Reproduce each of the following items line for line, without any changes.

(Stored data entries)
_____

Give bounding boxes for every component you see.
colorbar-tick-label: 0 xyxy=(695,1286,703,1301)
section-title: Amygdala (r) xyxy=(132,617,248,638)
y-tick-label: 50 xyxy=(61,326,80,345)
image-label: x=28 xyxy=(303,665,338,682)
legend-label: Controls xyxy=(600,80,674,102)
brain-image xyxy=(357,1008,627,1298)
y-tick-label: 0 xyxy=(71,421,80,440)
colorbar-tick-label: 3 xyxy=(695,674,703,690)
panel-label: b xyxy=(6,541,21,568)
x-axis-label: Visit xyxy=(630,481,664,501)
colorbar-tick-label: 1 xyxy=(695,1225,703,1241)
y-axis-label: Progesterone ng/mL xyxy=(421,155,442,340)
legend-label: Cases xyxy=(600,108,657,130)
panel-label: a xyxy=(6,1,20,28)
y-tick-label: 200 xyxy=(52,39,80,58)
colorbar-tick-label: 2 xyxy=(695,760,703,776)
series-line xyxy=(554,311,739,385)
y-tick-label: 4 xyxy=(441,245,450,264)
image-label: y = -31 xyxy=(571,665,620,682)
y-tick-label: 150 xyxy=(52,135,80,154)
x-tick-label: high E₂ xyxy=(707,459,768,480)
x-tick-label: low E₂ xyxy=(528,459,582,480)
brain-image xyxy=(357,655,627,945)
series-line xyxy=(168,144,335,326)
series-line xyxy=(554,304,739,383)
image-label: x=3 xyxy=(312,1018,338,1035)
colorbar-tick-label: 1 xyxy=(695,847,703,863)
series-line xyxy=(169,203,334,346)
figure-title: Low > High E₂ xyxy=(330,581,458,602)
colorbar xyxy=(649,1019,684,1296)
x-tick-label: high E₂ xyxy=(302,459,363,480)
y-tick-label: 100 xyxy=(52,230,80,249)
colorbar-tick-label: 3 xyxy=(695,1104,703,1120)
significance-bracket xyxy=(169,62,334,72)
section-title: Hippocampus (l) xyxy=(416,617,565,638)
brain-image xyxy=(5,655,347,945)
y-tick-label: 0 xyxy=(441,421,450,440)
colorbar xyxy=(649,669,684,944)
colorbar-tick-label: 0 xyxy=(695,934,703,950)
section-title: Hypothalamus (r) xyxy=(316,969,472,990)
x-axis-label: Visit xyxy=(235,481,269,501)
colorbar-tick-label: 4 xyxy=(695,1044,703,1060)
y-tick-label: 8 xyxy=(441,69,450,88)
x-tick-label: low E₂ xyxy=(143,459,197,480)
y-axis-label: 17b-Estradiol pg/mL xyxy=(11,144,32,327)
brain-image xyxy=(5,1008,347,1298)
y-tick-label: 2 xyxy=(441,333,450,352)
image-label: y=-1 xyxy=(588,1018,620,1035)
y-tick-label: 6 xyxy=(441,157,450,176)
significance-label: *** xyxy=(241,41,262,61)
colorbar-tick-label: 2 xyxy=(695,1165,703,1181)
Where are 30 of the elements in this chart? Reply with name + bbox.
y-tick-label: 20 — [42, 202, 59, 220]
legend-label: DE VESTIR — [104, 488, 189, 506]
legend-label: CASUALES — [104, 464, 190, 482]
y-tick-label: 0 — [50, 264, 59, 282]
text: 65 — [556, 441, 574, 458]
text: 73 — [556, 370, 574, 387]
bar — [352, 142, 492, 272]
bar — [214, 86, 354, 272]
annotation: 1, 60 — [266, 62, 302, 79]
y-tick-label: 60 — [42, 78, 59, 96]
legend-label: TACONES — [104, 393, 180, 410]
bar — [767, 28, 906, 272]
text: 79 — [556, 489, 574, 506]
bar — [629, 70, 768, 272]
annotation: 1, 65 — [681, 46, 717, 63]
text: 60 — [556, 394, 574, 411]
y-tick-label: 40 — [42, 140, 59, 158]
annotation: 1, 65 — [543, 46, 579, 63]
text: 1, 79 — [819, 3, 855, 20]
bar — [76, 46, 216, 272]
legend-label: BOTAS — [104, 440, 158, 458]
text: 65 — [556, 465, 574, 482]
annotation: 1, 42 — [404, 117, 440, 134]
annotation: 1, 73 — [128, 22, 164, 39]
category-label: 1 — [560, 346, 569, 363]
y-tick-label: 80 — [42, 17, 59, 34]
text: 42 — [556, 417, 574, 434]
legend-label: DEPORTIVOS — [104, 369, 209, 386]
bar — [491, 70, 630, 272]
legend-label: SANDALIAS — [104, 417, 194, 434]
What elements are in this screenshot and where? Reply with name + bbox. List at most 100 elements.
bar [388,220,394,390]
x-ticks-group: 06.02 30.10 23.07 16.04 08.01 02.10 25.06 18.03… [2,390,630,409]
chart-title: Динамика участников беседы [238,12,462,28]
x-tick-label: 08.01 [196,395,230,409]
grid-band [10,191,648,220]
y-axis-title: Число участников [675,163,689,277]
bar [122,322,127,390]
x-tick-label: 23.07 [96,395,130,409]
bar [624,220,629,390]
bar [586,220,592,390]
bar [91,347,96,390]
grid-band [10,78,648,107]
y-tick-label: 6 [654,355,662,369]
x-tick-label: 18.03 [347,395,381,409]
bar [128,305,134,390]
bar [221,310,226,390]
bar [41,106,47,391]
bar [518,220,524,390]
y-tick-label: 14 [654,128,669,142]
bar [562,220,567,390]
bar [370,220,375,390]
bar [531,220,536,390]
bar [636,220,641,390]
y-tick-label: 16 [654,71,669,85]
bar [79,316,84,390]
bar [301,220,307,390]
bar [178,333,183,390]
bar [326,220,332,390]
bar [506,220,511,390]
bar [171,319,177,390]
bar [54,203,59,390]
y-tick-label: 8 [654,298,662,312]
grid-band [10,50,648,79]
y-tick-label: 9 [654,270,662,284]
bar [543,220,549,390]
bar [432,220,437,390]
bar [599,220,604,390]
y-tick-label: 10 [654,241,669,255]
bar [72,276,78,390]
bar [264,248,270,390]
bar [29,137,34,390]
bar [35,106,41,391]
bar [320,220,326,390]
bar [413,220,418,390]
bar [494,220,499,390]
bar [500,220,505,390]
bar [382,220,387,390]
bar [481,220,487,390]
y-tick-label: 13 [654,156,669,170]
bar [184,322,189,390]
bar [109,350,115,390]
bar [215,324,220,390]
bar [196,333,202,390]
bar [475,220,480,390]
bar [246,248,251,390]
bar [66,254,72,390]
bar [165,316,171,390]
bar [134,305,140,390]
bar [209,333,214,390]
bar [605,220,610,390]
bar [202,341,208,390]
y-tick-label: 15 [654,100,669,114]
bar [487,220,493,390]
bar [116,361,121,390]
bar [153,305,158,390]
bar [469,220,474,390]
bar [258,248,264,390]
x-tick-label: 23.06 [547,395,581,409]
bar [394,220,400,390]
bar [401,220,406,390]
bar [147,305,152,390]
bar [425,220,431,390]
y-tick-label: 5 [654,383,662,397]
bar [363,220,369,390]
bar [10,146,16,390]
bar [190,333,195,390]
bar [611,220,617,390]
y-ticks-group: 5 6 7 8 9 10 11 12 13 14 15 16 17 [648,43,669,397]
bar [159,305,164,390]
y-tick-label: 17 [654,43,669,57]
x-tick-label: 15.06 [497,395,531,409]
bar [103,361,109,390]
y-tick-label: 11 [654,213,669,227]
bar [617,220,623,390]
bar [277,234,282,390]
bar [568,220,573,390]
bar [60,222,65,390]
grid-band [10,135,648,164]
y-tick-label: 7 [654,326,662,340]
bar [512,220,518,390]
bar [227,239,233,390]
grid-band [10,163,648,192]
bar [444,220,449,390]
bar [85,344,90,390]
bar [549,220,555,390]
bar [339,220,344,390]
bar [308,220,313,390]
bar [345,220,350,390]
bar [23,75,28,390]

_____

#### Complete response
Give bounding boxes for every component you see.
colorbar-tick-label: 0 xyxy=(695,1286,703,1301)
section-title: Amygdala (r) xyxy=(132,617,248,638)
y-tick-label: 50 xyxy=(61,326,80,345)
image-label: x=28 xyxy=(303,665,338,682)
legend-label: Controls xyxy=(600,80,674,102)
brain-image xyxy=(357,1008,627,1298)
y-tick-label: 0 xyxy=(71,421,80,440)
colorbar-tick-label: 3 xyxy=(695,674,703,690)
panel-label: b xyxy=(6,541,21,568)
x-axis-label: Visit xyxy=(630,481,664,501)
colorbar-tick-label: 1 xyxy=(695,1225,703,1241)
y-axis-label: Progesterone ng/mL xyxy=(421,155,442,340)
legend-label: Cases xyxy=(600,108,657,130)
panel-label: a xyxy=(6,1,20,28)
y-tick-label: 200 xyxy=(52,39,80,58)
colorbar-tick-label: 2 xyxy=(695,760,703,776)
series-line xyxy=(554,311,739,385)
y-tick-label: 4 xyxy=(441,245,450,264)
image-label: y = -31 xyxy=(571,665,620,682)
y-tick-label: 150 xyxy=(52,135,80,154)
x-tick-label: high E₂ xyxy=(707,459,768,480)
x-tick-label: low E₂ xyxy=(528,459,582,480)
brain-image xyxy=(357,655,627,945)
series-line xyxy=(168,144,335,326)
series-line xyxy=(554,304,739,383)
image-label: x=3 xyxy=(312,1018,338,1035)
colorbar-tick-label: 1 xyxy=(695,847,703,863)
series-line xyxy=(169,203,334,346)
figure-title: Low > High E₂ xyxy=(330,581,458,602)
colorbar xyxy=(649,1019,684,1296)
x-tick-label: high E₂ xyxy=(302,459,363,480)
y-tick-label: 100 xyxy=(52,230,80,249)
colorbar-tick-label: 3 xyxy=(695,1104,703,1120)
significance-bracket xyxy=(169,62,334,72)
section-title: Hippocampus (l) xyxy=(416,617,565,638)
brain-image xyxy=(5,655,347,945)
y-tick-label: 0 xyxy=(441,421,450,440)
colorbar xyxy=(649,669,684,944)
colorbar-tick-label: 0 xyxy=(695,934,703,950)
section-title: Hypothalamus (r) xyxy=(316,969,472,990)
x-axis-label: Visit xyxy=(235,481,269,501)
colorbar-tick-label: 4 xyxy=(695,1044,703,1060)
y-tick-label: 8 xyxy=(441,69,450,88)
x-tick-label: low E₂ xyxy=(143,459,197,480)
y-axis-label: 17b-Estradiol pg/mL xyxy=(11,144,32,327)
brain-image xyxy=(5,1008,347,1298)
y-tick-label: 2 xyxy=(441,333,450,352)
image-label: y=-1 xyxy=(588,1018,620,1035)
y-tick-label: 6 xyxy=(441,157,450,176)
significance-label: *** xyxy=(241,41,262,61)
colorbar-tick-label: 2 xyxy=(695,1165,703,1181)
Where are 30 of the elements in this chart? Reply with name + bbox.
y-tick-label: 20 — [42, 202, 59, 220]
legend-label: DE VESTIR — [104, 488, 189, 506]
legend-label: CASUALES — [104, 464, 190, 482]
y-tick-label: 0 — [50, 264, 59, 282]
text: 65 — [556, 441, 574, 458]
text: 73 — [556, 370, 574, 387]
bar — [352, 142, 492, 272]
bar — [214, 86, 354, 272]
annotation: 1, 60 — [266, 62, 302, 79]
y-tick-label: 60 — [42, 78, 59, 96]
legend-label: TACONES — [104, 393, 180, 410]
bar — [767, 28, 906, 272]
text: 79 — [556, 489, 574, 506]
bar — [629, 70, 768, 272]
annotation: 1, 65 — [681, 46, 717, 63]
text: 60 — [556, 394, 574, 411]
y-tick-label: 40 — [42, 140, 59, 158]
annotation: 1, 65 — [543, 46, 579, 63]
text: 1, 79 — [819, 3, 855, 20]
bar — [76, 46, 216, 272]
legend-label: BOTAS — [104, 440, 158, 458]
text: 65 — [556, 465, 574, 482]
annotation: 1, 42 — [404, 117, 440, 134]
annotation: 1, 73 — [128, 22, 164, 39]
category-label: 1 — [560, 346, 569, 363]
y-tick-label: 80 — [42, 17, 59, 34]
text: 42 — [556, 417, 574, 434]
legend-label: DEPORTIVOS — [104, 369, 209, 386]
bar — [491, 70, 630, 272]
legend-label: SANDALIAS — [104, 417, 194, 434]
What elements are in this screenshot and where? Reply with name + bbox. List at most 100 elements.
bar [388,220,394,390]
x-ticks-group: 06.02 30.10 23.07 16.04 08.01 02.10 25.06 18.03… [2,390,630,409]
chart-title: Динамика участников беседы [238,12,462,28]
x-tick-label: 08.01 [196,395,230,409]
grid-band [10,191,648,220]
y-axis-title: Число участников [675,163,689,277]
bar [122,322,127,390]
x-tick-label: 23.07 [96,395,130,409]
bar [624,220,629,390]
bar [586,220,592,390]
bar [91,347,96,390]
grid-band [10,78,648,107]
y-tick-label: 6 [654,355,662,369]
x-tick-label: 18.03 [347,395,381,409]
bar [128,305,134,390]
bar [221,310,226,390]
bar [41,106,47,391]
bar [518,220,524,390]
y-tick-label: 14 [654,128,669,142]
bar [562,220,567,390]
bar [370,220,375,390]
bar [531,220,536,390]
bar [636,220,641,390]
y-tick-label: 16 [654,71,669,85]
bar [79,316,84,390]
bar [301,220,307,390]
bar [178,333,183,390]
bar [326,220,332,390]
bar [506,220,511,390]
bar [171,319,177,390]
bar [54,203,59,390]
y-tick-label: 8 [654,298,662,312]
grid-band [10,50,648,79]
y-tick-label: 9 [654,270,662,284]
bar [543,220,549,390]
bar [432,220,437,390]
bar [599,220,604,390]
y-tick-label: 10 [654,241,669,255]
bar [72,276,78,390]
bar [264,248,270,390]
bar [29,137,34,390]
bar [35,106,41,391]
bar [320,220,326,390]
bar [413,220,418,390]
bar [494,220,499,390]
bar [500,220,505,390]
bar [382,220,387,390]
bar [481,220,487,390]
y-tick-label: 13 [654,156,669,170]
bar [184,322,189,390]
bar [109,350,115,390]
bar [215,324,220,390]
bar [196,333,202,390]
bar [475,220,480,390]
bar [246,248,251,390]
bar [66,254,72,390]
bar [165,316,171,390]
bar [134,305,140,390]
bar [209,333,214,390]
bar [605,220,610,390]
bar [202,341,208,390]
y-tick-label: 15 [654,100,669,114]
bar [487,220,493,390]
bar [116,361,121,390]
bar [153,305,158,390]
bar [469,220,474,390]
bar [258,248,264,390]
x-tick-label: 23.06 [547,395,581,409]
bar [394,220,400,390]
bar [401,220,406,390]
bar [147,305,152,390]
bar [425,220,431,390]
y-tick-label: 5 [654,383,662,397]
bar [363,220,369,390]
bar [10,146,16,390]
bar [190,333,195,390]
bar [611,220,617,390]
y-ticks-group: 5 6 7 8 9 10 11 12 13 14 15 16 17 [648,43,669,397]
bar [159,305,164,390]
y-tick-label: 17 [654,43,669,57]
x-tick-label: 15.06 [497,395,531,409]
bar [103,361,109,390]
y-tick-label: 11 [654,213,669,227]
bar [617,220,623,390]
bar [277,234,282,390]
bar [568,220,573,390]
bar [60,222,65,390]
grid-band [10,135,648,164]
y-tick-label: 7 [654,326,662,340]
bar [512,220,518,390]
bar [227,239,233,390]
grid-band [10,163,648,192]
bar [444,220,449,390]
bar [85,344,90,390]
bar [549,220,555,390]
bar [339,220,344,390]
bar [308,220,313,390]
bar [345,220,350,390]
bar [23,75,28,390]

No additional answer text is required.